__Given task__: Scan the listing that follows and report how many lines contain "Course". Write the number alone.

__Data lines__:
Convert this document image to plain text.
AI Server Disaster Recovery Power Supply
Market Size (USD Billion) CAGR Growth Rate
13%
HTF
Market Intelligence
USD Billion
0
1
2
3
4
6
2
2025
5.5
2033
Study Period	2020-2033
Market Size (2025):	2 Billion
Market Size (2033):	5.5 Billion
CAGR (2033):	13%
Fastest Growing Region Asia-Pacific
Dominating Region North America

==

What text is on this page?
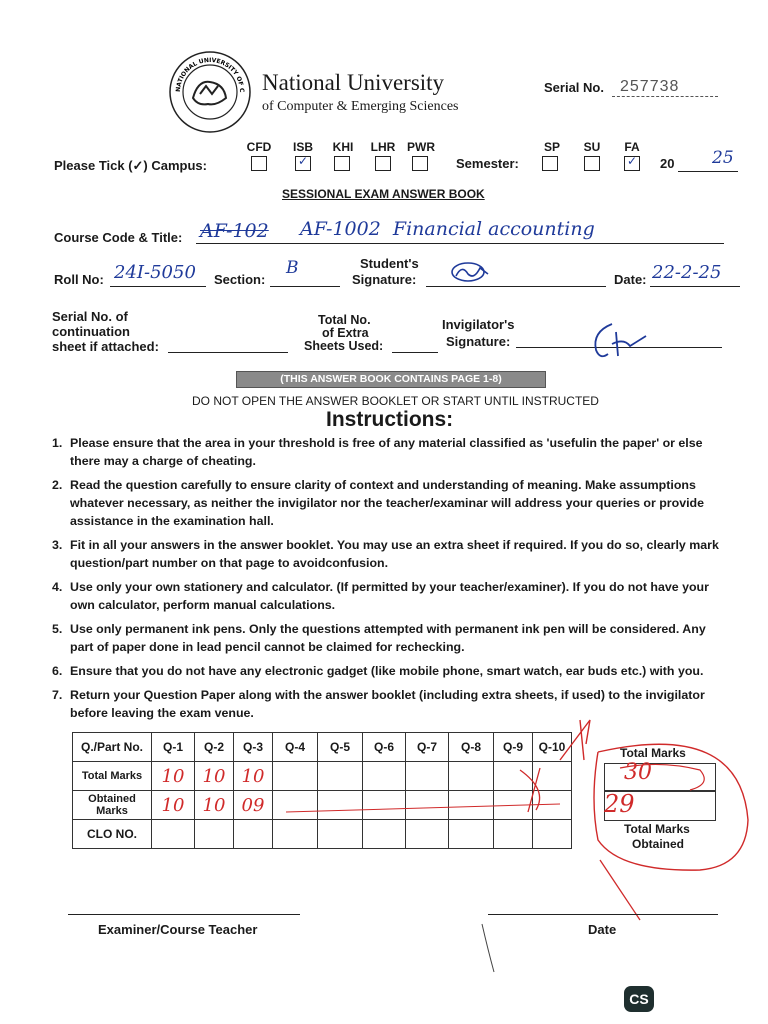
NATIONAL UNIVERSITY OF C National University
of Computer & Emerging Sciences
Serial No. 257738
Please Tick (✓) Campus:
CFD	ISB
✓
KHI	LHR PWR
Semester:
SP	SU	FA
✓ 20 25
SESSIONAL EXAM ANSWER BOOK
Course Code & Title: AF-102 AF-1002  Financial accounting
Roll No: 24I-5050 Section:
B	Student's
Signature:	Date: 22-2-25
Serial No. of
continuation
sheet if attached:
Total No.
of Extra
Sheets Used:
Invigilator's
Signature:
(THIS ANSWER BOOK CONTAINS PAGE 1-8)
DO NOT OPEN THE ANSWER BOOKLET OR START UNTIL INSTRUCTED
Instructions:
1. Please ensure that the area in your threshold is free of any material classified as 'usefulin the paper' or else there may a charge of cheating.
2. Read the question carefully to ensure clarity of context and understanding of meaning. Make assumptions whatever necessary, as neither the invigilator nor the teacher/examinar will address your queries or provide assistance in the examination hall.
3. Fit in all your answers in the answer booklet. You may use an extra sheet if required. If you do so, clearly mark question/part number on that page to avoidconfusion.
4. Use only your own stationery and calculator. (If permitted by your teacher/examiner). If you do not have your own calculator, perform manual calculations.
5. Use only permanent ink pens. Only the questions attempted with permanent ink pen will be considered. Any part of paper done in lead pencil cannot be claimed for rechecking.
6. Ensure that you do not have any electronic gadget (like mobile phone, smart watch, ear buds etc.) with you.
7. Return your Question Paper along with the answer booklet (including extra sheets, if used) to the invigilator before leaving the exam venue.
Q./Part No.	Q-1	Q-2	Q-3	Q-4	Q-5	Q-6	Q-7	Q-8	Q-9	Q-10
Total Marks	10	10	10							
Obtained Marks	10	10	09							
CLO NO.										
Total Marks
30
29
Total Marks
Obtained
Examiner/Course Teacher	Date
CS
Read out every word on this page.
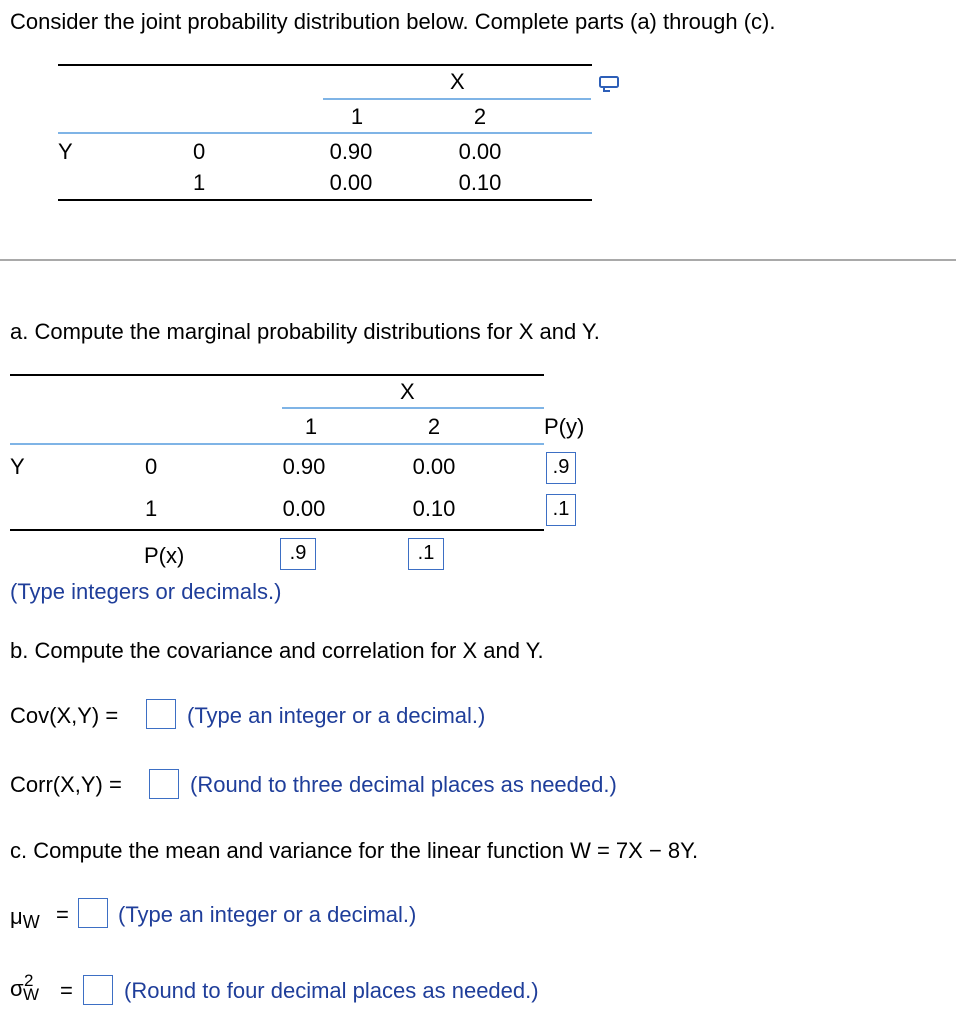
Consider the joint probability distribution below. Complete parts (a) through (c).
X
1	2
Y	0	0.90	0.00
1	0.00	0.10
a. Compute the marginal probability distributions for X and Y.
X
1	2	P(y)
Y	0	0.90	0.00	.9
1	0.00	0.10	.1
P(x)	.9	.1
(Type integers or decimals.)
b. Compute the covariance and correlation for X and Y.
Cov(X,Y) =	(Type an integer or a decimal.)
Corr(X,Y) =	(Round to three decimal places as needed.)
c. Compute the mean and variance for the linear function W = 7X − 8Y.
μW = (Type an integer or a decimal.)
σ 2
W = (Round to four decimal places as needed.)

__Solution for this exercise__: 2